[WHAT YOU HAVE TO DO]
Output the data that follows exactly, line for line.

(Dataset records)
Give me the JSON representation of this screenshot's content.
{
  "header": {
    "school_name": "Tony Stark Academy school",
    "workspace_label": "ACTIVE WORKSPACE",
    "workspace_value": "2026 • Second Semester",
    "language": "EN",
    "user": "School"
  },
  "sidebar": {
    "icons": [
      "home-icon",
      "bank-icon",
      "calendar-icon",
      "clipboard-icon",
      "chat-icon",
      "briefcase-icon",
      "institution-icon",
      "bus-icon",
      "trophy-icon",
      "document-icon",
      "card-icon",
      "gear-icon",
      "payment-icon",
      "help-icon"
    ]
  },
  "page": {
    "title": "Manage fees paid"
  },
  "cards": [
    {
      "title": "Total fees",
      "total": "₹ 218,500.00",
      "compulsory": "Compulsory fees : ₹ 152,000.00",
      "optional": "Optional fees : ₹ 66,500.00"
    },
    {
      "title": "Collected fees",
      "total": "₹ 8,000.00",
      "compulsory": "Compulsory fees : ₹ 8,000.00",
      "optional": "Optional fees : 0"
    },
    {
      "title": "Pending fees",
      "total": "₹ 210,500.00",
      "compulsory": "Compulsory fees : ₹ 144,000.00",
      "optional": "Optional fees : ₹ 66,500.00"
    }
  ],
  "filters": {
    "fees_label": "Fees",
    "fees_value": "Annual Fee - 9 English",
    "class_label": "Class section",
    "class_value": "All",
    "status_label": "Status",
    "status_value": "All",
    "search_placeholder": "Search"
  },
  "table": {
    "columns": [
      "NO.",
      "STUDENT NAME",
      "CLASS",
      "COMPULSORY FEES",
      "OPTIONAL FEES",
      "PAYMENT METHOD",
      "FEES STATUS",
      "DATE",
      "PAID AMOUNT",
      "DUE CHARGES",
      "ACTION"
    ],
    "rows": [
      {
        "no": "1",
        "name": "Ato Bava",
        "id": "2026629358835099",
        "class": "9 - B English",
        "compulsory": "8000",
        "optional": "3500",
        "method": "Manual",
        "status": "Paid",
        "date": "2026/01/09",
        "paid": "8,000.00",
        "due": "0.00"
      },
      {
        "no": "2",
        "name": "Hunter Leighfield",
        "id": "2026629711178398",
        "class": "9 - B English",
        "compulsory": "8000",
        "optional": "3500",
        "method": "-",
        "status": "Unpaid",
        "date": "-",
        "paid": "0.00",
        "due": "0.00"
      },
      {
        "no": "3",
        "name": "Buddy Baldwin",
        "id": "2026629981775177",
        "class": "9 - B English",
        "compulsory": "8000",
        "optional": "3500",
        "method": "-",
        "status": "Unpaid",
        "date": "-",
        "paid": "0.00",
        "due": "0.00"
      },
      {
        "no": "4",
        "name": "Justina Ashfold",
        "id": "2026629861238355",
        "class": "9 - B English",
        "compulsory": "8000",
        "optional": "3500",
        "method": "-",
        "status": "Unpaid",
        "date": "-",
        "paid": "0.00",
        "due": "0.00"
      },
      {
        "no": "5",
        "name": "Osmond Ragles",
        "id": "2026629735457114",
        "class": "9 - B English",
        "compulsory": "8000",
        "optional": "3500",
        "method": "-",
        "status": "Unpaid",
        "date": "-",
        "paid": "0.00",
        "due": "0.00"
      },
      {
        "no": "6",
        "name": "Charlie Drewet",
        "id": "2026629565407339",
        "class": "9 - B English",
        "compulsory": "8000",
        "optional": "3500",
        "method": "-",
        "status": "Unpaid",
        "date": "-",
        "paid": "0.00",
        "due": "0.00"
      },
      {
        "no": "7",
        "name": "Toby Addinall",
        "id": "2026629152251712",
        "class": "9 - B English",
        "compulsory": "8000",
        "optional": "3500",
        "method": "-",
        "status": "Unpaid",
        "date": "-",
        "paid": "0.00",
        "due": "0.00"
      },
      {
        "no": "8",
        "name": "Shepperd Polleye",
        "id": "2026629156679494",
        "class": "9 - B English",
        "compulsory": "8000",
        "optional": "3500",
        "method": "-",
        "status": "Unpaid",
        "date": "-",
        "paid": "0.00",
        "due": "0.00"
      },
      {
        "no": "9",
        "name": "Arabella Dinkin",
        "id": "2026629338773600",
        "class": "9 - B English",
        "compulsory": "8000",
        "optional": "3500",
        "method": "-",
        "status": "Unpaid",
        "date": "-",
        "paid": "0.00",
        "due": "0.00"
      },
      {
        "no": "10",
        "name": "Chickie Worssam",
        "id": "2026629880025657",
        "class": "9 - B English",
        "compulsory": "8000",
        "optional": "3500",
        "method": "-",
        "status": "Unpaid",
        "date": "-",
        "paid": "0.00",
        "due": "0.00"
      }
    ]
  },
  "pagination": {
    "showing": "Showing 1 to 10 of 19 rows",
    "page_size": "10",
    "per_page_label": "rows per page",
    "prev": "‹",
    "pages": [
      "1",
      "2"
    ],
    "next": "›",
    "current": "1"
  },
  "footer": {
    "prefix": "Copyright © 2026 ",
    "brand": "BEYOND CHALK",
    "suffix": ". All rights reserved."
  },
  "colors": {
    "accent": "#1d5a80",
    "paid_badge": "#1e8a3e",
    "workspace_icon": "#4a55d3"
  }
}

[OUTPUT OF THE EXERCISE]
Give me the JSON representation of this screenshot's content.
{
  "header": {
    "school_name": "Tony Stark Academy school",
    "workspace_label": "ACTIVE WORKSPACE",
    "workspace_value": "2026 • Second Semester",
    "language": "EN",
    "user": "School"
  },
  "sidebar": {
    "icons": [
      "home-icon",
      "bank-icon",
      "calendar-icon",
      "clipboard-icon",
      "chat-icon",
      "briefcase-icon",
      "institution-icon",
      "bus-icon",
      "trophy-icon",
      "document-icon",
      "card-icon",
      "gear-icon",
      "payment-icon",
      "help-icon"
    ]
  },
  "page": {
    "title": "Manage fees paid"
  },
  "cards": [
    {
      "title": "Total fees",
      "total": "₹ 218,500.00",
      "compulsory": "Compulsory fees : ₹ 152,000.00",
      "optional": "Optional fees : ₹ 66,500.00"
    },
    {
      "title": "Collected fees",
      "total": "₹ 8,000.00",
      "compulsory": "Compulsory fees : ₹ 8,000.00",
      "optional": "Optional fees : 0"
    },
    {
      "title": "Pending fees",
      "total": "₹ 210,500.00",
      "compulsory": "Compulsory fees : ₹ 144,000.00",
      "optional": "Optional fees : ₹ 66,500.00"
    }
  ],
  "filters": {
    "fees_label": "Fees",
    "fees_value": "Annual Fee - 9 English",
    "class_label": "Class section",
    "class_value": "All",
    "status_label": "Status",
    "status_value": "All",
    "search_placeholder": "Search"
  },
  "table": {
    "columns": [
      "NO.",
      "STUDENT NAME",
      "CLASS",
      "COMPULSORY FEES",
      "OPTIONAL FEES",
      "PAYMENT METHOD",
      "FEES STATUS",
      "DATE",
      "PAID AMOUNT",
      "DUE CHARGES",
      "ACTION"
    ],
    "rows": [
      {
        "no": "1",
        "name": "Ato Bava",
        "id": "2026629358835099",
        "class": "9 - B English",
        "compulsory": "8000",
        "optional": "3500",
        "method": "Manual",
        "status": "Paid",
        "date": "2026/01/09",
        "paid": "8,000.00",
        "due": "0.00"
      },
      {
        "no": "2",
        "name": "Hunter Leighfield",
        "id": "2026629711178398",
        "class": "9 - B English",
        "compulsory": "8000",
        "optional": "3500",
        "method": "-",
        "status": "Unpaid",
        "date": "-",
        "paid": "0.00",
        "due": "0.00"
      },
      {
        "no": "3",
        "name": "Buddy Baldwin",
        "id": "2026629981775177",
        "class": "9 - B English",
        "compulsory": "8000",
        "optional": "3500",
        "method": "-",
        "status": "Unpaid",
        "date": "-",
        "paid": "0.00",
        "due": "0.00"
      },
      {
        "no": "4",
        "name": "Justina Ashfold",
        "id": "2026629861238355",
        "class": "9 - B English",
        "compulsory": "8000",
        "optional": "3500",
        "method": "-",
        "status": "Unpaid",
        "date": "-",
        "paid": "0.00",
        "due": "0.00"
      },
      {
        "no": "5",
        "name": "Osmond Ragles",
        "id": "2026629735457114",
        "class": "9 - B English",
        "compulsory": "8000",
        "optional": "3500",
        "method": "-",
        "status": "Unpaid",
        "date": "-",
        "paid": "0.00",
        "due": "0.00"
      },
      {
        "no": "6",
        "name": "Charlie Drewet",
        "id": "2026629565407339",
        "class": "9 - B English",
        "compulsory": "8000",
        "optional": "3500",
        "method": "-",
        "status": "Unpaid",
        "date": "-",
        "paid": "0.00",
        "due": "0.00"
      },
      {
        "no": "7",
        "name": "Toby Addinall",
        "id": "2026629152251712",
        "class": "9 - B English",
        "compulsory": "8000",
        "optional": "3500",
        "method": "-",
        "status": "Unpaid",
        "date": "-",
        "paid": "0.00",
        "due": "0.00"
      },
      {
        "no": "8",
        "name": "Shepperd Polleye",
        "id": "2026629156679494",
        "class": "9 - B English",
        "compulsory": "8000",
        "optional": "3500",
        "method": "-",
        "status": "Unpaid",
        "date": "-",
        "paid": "0.00",
        "due": "0.00"
      },
      {
        "no": "9",
        "name": "Arabella Dinkin",
        "id": "2026629338773600",
        "class": "9 - B English",
        "compulsory": "8000",
        "optional": "3500",
        "method": "-",
        "status": "Unpaid",
        "date": "-",
        "paid": "0.00",
        "due": "0.00"
      },
      {
        "no": "10",
        "name": "Chickie Worssam",
        "id": "2026629880025657",
        "class": "9 - B English",
        "compulsory": "8000",
        "optional": "3500",
        "method": "-",
        "status": "Unpaid",
        "date": "-",
        "paid": "0.00",
        "due": "0.00"
      }
    ]
  },
  "pagination": {
    "showing": "Showing 1 to 10 of 19 rows",
    "page_size": "10",
    "per_page_label": "rows per page",
    "prev": "‹",
    "pages": [
      "1",
      "2"
    ],
    "next": "›",
    "current": "1"
  },
  "footer": {
    "prefix": "Copyright © 2026 ",
    "brand": "BEYOND CHALK",
    "suffix": ". All rights reserved."
  },
  "colors": {
    "accent": "#1d5a80",
    "paid_badge": "#1e8a3e",
    "workspace_icon": "#4a55d3"
  }
}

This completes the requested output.